Your instructions> Repeat the listing exactly as given, omitting every image.

Data in this exercise>
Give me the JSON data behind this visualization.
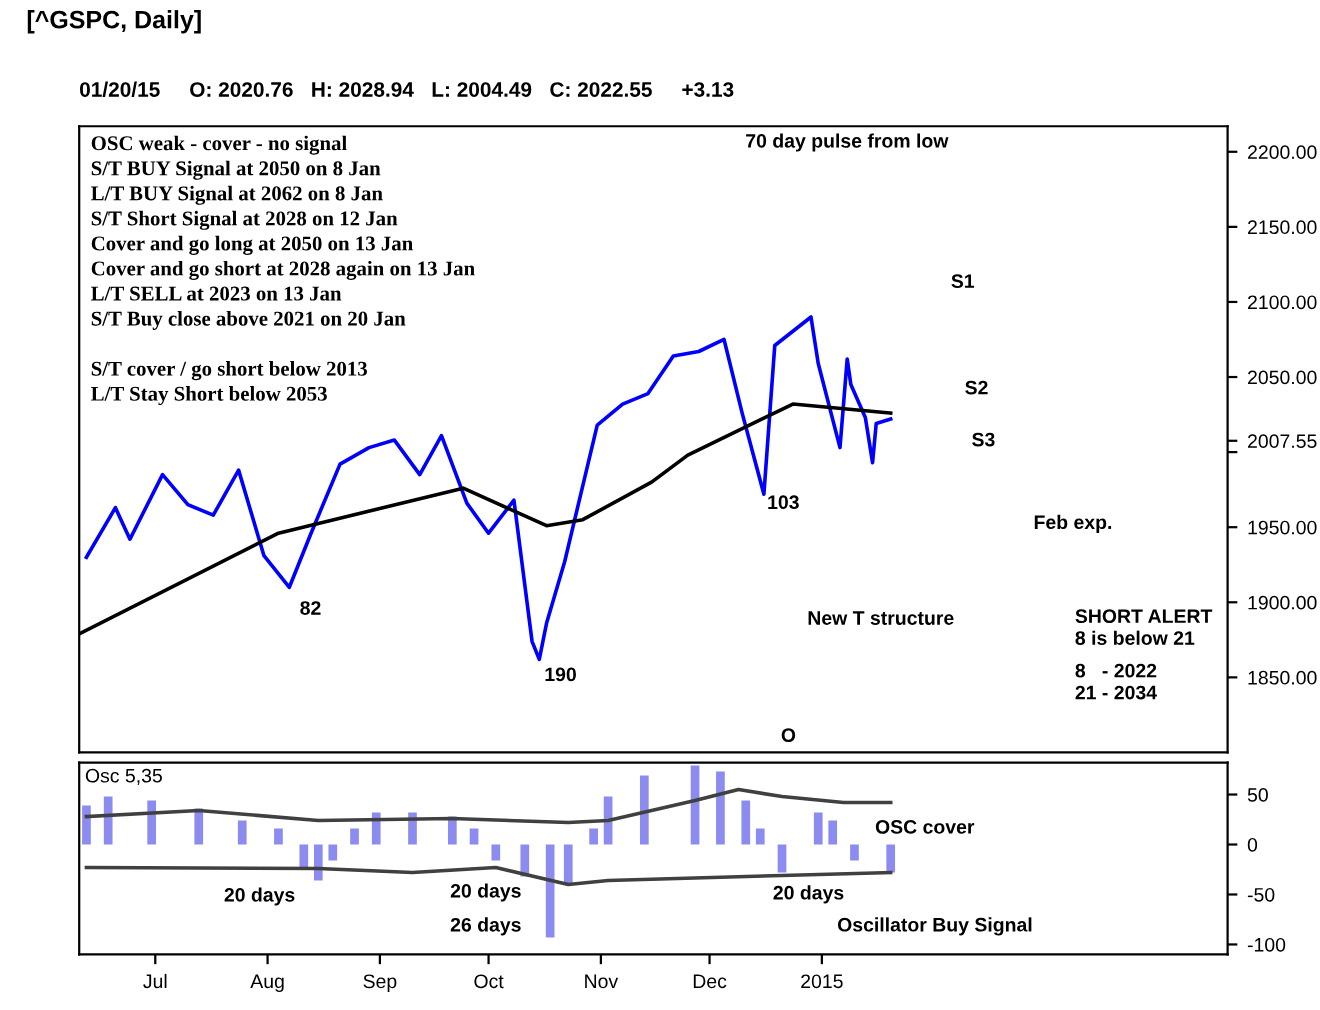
{
  "chart_data": [
    {
      "type": "line",
      "title": "[^GSPC, Daily]",
      "subtitle": "01/20/15     O: 2020.76   H: 2028.94   L: 2004.49   C: 2022.55     +3.13",
      "xlim": [
        "2014-06-10",
        "2015-04-23"
      ],
      "ylim": [
        1800,
        2217
      ],
      "yticks": [
        {
          "value": 1850,
          "label": "1850.00"
        },
        {
          "value": 1900,
          "label": "1900.00"
        },
        {
          "value": 1950,
          "label": "1950.00"
        },
        {
          "value": 2000,
          "label": null
        },
        {
          "value": 2007.55,
          "label": "2007.55"
        },
        {
          "value": 2050,
          "label": "2050.00"
        },
        {
          "value": 2100,
          "label": "2100.00"
        },
        {
          "value": 2150,
          "label": "2150.00"
        },
        {
          "value": 2200,
          "label": "2200.00"
        }
      ],
      "tick_labels": "y",
      "grid": false,
      "legend": false,
      "series": [
        {
          "color": "#0000ff",
          "x": [
            "2014-06-12",
            "2014-06-20",
            "2014-06-24",
            "2014-07-03",
            "2014-07-10",
            "2014-07-17",
            "2014-07-24",
            "2014-07-31",
            "2014-08-07",
            "2014-08-13",
            "2014-08-21",
            "2014-08-29",
            "2014-09-05",
            "2014-09-12",
            "2014-09-18",
            "2014-09-25",
            "2014-10-01",
            "2014-10-08",
            "2014-10-13",
            "2014-10-15",
            "2014-10-17",
            "2014-10-22",
            "2014-10-31",
            "2014-11-07",
            "2014-11-14",
            "2014-11-21",
            "2014-11-28",
            "2014-12-05",
            "2014-12-10",
            "2014-12-16",
            "2014-12-19",
            "2014-12-29",
            "2014-12-31",
            "2015-01-06",
            "2015-01-08",
            "2015-01-09",
            "2015-01-13",
            "2015-01-15",
            "2015-01-16",
            "2015-01-20"
          ],
          "values": [
            1930,
            1963,
            1942,
            1985,
            1965,
            1958,
            1988,
            1931,
            1910,
            1946,
            1992,
            2003,
            2008,
            1985,
            2011,
            1966,
            1946,
            1968,
            1874,
            1862,
            1886,
            1927,
            2018,
            2032,
            2039,
            2064,
            2067,
            2075,
            2026,
            1972,
            2071,
            2090,
            2059,
            2003,
            2062,
            2045,
            2023,
            1993,
            2019,
            2022
          ]
        },
        {
          "color": "#000000",
          "x": [
            "2014-06-10",
            "2014-08-04",
            "2014-09-24",
            "2014-10-17",
            "2014-10-27",
            "2014-11-15",
            "2014-11-25",
            "2014-12-24",
            "2015-01-20"
          ],
          "values": [
            1879,
            1946,
            1976,
            1951,
            1955,
            1980,
            1998,
            2032,
            2026
          ]
        }
      ],
      "annotations": [
        "OSC weak - cover - no signal",
        "S/T BUY Signal at 2050 on 8 Jan",
        "L/T BUY Signal at 2062 on 8 Jan",
        "S/T Short Signal at 2028 on 12 Jan",
        "Cover and go long at 2050 on 13 Jan",
        "Cover and go short at 2028 again on 13 Jan",
        "L/T SELL at 2023 on 13 Jan",
        "S/T Buy close above 2021 on 20 Jan",
        "S/T cover / go short below 2013",
        "L/T Stay Short below 2053",
        "70 day pulse from low",
        "82",
        "190",
        "103",
        "O",
        "S1",
        "S2",
        "S3",
        "Feb exp.",
        "New T structure",
        "SHORT ALERT",
        "8 is below 21",
        "8   - 2022",
        "21 - 2034"
      ]
    },
    {
      "type": "bar",
      "title": "Osc 5,35",
      "xlim": [
        "2014-06-10",
        "2015-04-23"
      ],
      "ylim": [
        -110,
        82
      ],
      "xticks": [
        {
          "value": "2014-07-01",
          "label": "Jul"
        },
        {
          "value": "2014-08-01",
          "label": "Aug"
        },
        {
          "value": "2014-09-01",
          "label": "Sep"
        },
        {
          "value": "2014-10-01",
          "label": "Oct"
        },
        {
          "value": "2014-11-01",
          "label": "Nov"
        },
        {
          "value": "2014-12-01",
          "label": "Dec"
        },
        {
          "value": "2015-01-01",
          "label": "2015"
        }
      ],
      "yticks": [
        {
          "value": 50,
          "label": "50"
        },
        {
          "value": 0,
          "label": "0"
        },
        {
          "value": -50,
          "label": "-50"
        },
        {
          "value": -100,
          "label": "-100"
        }
      ],
      "grid": false,
      "legend": false,
      "series": [
        {
          "color": "#8c8cf0",
          "x": [
            "2014-06-12",
            "2014-06-18",
            "2014-06-30",
            "2014-07-13",
            "2014-07-25",
            "2014-08-04",
            "2014-08-11",
            "2014-08-15",
            "2014-08-19",
            "2014-08-25",
            "2014-08-31",
            "2014-09-10",
            "2014-09-21",
            "2014-09-27",
            "2014-10-03",
            "2014-10-11",
            "2014-10-18",
            "2014-10-23",
            "2014-10-30",
            "2014-11-03",
            "2014-11-13",
            "2014-11-27",
            "2014-12-04",
            "2014-12-11",
            "2014-12-15",
            "2014-12-21",
            "2014-12-26",
            "2014-12-31",
            "2015-01-04",
            "2015-01-10",
            "2015-01-20"
          ],
          "values": [
            39,
            48,
            44,
            36,
            24,
            16,
            -24,
            -36,
            -16,
            16,
            32,
            32,
            28,
            16,
            -16,
            -32,
            -93,
            -40,
            16,
            48,
            69,
            79,
            73,
            44,
            16,
            -28,
            0,
            32,
            24,
            -16,
            -28
          ]
        },
        {
          "type": "line",
          "color": "#404040",
          "x": [
            "2014-06-12",
            "2014-07-13",
            "2014-08-15",
            "2014-09-21",
            "2014-10-23",
            "2014-11-03",
            "2014-11-27",
            "2014-12-09",
            "2014-12-21",
            "2015-01-07",
            "2015-01-20"
          ],
          "values": [
            28,
            34,
            24,
            26,
            22,
            24,
            44,
            55,
            48,
            42,
            42
          ]
        },
        {
          "type": "line",
          "color": "#404040",
          "x": [
            "2014-06-12",
            "2014-08-15",
            "2014-09-10",
            "2014-10-03",
            "2014-10-23",
            "2014-11-03",
            "2014-12-21",
            "2015-01-20"
          ],
          "values": [
            -23,
            -24,
            -28,
            -23,
            -40,
            -36,
            -31,
            -28
          ]
        }
      ],
      "annotations": [
        "20 days",
        "20 days",
        "26 days",
        "20 days",
        "Oscillator Buy Signal",
        "OSC cover"
      ]
    }
  ]
}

Response to the exercise>
Give me the JSON data behind this visualization.
{
  "chart_data": [
    {
      "type": "line",
      "title": "[^GSPC, Daily]",
      "subtitle": "01/20/15     O: 2020.76   H: 2028.94   L: 2004.49   C: 2022.55     +3.13",
      "xlim": [
        "2014-06-10",
        "2015-04-23"
      ],
      "ylim": [
        1800,
        2217
      ],
      "yticks": [
        {
          "value": 1850,
          "label": "1850.00"
        },
        {
          "value": 1900,
          "label": "1900.00"
        },
        {
          "value": 1950,
          "label": "1950.00"
        },
        {
          "value": 2000,
          "label": null
        },
        {
          "value": 2007.55,
          "label": "2007.55"
        },
        {
          "value": 2050,
          "label": "2050.00"
        },
        {
          "value": 2100,
          "label": "2100.00"
        },
        {
          "value": 2150,
          "label": "2150.00"
        },
        {
          "value": 2200,
          "label": "2200.00"
        }
      ],
      "tick_labels": "y",
      "grid": false,
      "legend": false,
      "series": [
        {
          "color": "#0000ff",
          "x": [
            "2014-06-12",
            "2014-06-20",
            "2014-06-24",
            "2014-07-03",
            "2014-07-10",
            "2014-07-17",
            "2014-07-24",
            "2014-07-31",
            "2014-08-07",
            "2014-08-13",
            "2014-08-21",
            "2014-08-29",
            "2014-09-05",
            "2014-09-12",
            "2014-09-18",
            "2014-09-25",
            "2014-10-01",
            "2014-10-08",
            "2014-10-13",
            "2014-10-15",
            "2014-10-17",
            "2014-10-22",
            "2014-10-31",
            "2014-11-07",
            "2014-11-14",
            "2014-11-21",
            "2014-11-28",
            "2014-12-05",
            "2014-12-10",
            "2014-12-16",
            "2014-12-19",
            "2014-12-29",
            "2014-12-31",
            "2015-01-06",
            "2015-01-08",
            "2015-01-09",
            "2015-01-13",
            "2015-01-15",
            "2015-01-16",
            "2015-01-20"
          ],
          "values": [
            1930,
            1963,
            1942,
            1985,
            1965,
            1958,
            1988,
            1931,
            1910,
            1946,
            1992,
            2003,
            2008,
            1985,
            2011,
            1966,
            1946,
            1968,
            1874,
            1862,
            1886,
            1927,
            2018,
            2032,
            2039,
            2064,
            2067,
            2075,
            2026,
            1972,
            2071,
            2090,
            2059,
            2003,
            2062,
            2045,
            2023,
            1993,
            2019,
            2022
          ]
        },
        {
          "color": "#000000",
          "x": [
            "2014-06-10",
            "2014-08-04",
            "2014-09-24",
            "2014-10-17",
            "2014-10-27",
            "2014-11-15",
            "2014-11-25",
            "2014-12-24",
            "2015-01-20"
          ],
          "values": [
            1879,
            1946,
            1976,
            1951,
            1955,
            1980,
            1998,
            2032,
            2026
          ]
        }
      ],
      "annotations": [
        "OSC weak - cover - no signal",
        "S/T BUY Signal at 2050 on 8 Jan",
        "L/T BUY Signal at 2062 on 8 Jan",
        "S/T Short Signal at 2028 on 12 Jan",
        "Cover and go long at 2050 on 13 Jan",
        "Cover and go short at 2028 again on 13 Jan",
        "L/T SELL at 2023 on 13 Jan",
        "S/T Buy close above 2021 on 20 Jan",
        "S/T cover / go short below 2013",
        "L/T Stay Short below 2053",
        "70 day pulse from low",
        "82",
        "190",
        "103",
        "O",
        "S1",
        "S2",
        "S3",
        "Feb exp.",
        "New T structure",
        "SHORT ALERT",
        "8 is below 21",
        "8   - 2022",
        "21 - 2034"
      ]
    },
    {
      "type": "bar",
      "title": "Osc 5,35",
      "xlim": [
        "2014-06-10",
        "2015-04-23"
      ],
      "ylim": [
        -110,
        82
      ],
      "xticks": [
        {
          "value": "2014-07-01",
          "label": "Jul"
        },
        {
          "value": "2014-08-01",
          "label": "Aug"
        },
        {
          "value": "2014-09-01",
          "label": "Sep"
        },
        {
          "value": "2014-10-01",
          "label": "Oct"
        },
        {
          "value": "2014-11-01",
          "label": "Nov"
        },
        {
          "value": "2014-12-01",
          "label": "Dec"
        },
        {
          "value": "2015-01-01",
          "label": "2015"
        }
      ],
      "yticks": [
        {
          "value": 50,
          "label": "50"
        },
        {
          "value": 0,
          "label": "0"
        },
        {
          "value": -50,
          "label": "-50"
        },
        {
          "value": -100,
          "label": "-100"
        }
      ],
      "grid": false,
      "legend": false,
      "series": [
        {
          "color": "#8c8cf0",
          "x": [
            "2014-06-12",
            "2014-06-18",
            "2014-06-30",
            "2014-07-13",
            "2014-07-25",
            "2014-08-04",
            "2014-08-11",
            "2014-08-15",
            "2014-08-19",
            "2014-08-25",
            "2014-08-31",
            "2014-09-10",
            "2014-09-21",
            "2014-09-27",
            "2014-10-03",
            "2014-10-11",
            "2014-10-18",
            "2014-10-23",
            "2014-10-30",
            "2014-11-03",
            "2014-11-13",
            "2014-11-27",
            "2014-12-04",
            "2014-12-11",
            "2014-12-15",
            "2014-12-21",
            "2014-12-26",
            "2014-12-31",
            "2015-01-04",
            "2015-01-10",
            "2015-01-20"
          ],
          "values": [
            39,
            48,
            44,
            36,
            24,
            16,
            -24,
            -36,
            -16,
            16,
            32,
            32,
            28,
            16,
            -16,
            -32,
            -93,
            -40,
            16,
            48,
            69,
            79,
            73,
            44,
            16,
            -28,
            0,
            32,
            24,
            -16,
            -28
          ]
        },
        {
          "type": "line",
          "color": "#404040",
          "x": [
            "2014-06-12",
            "2014-07-13",
            "2014-08-15",
            "2014-09-21",
            "2014-10-23",
            "2014-11-03",
            "2014-11-27",
            "2014-12-09",
            "2014-12-21",
            "2015-01-07",
            "2015-01-20"
          ],
          "values": [
            28,
            34,
            24,
            26,
            22,
            24,
            44,
            55,
            48,
            42,
            42
          ]
        },
        {
          "type": "line",
          "color": "#404040",
          "x": [
            "2014-06-12",
            "2014-08-15",
            "2014-09-10",
            "2014-10-03",
            "2014-10-23",
            "2014-11-03",
            "2014-12-21",
            "2015-01-20"
          ],
          "values": [
            -23,
            -24,
            -28,
            -23,
            -40,
            -36,
            -31,
            -28
          ]
        }
      ],
      "annotations": [
        "20 days",
        "20 days",
        "26 days",
        "20 days",
        "Oscillator Buy Signal",
        "OSC cover"
      ]
    }
  ]
}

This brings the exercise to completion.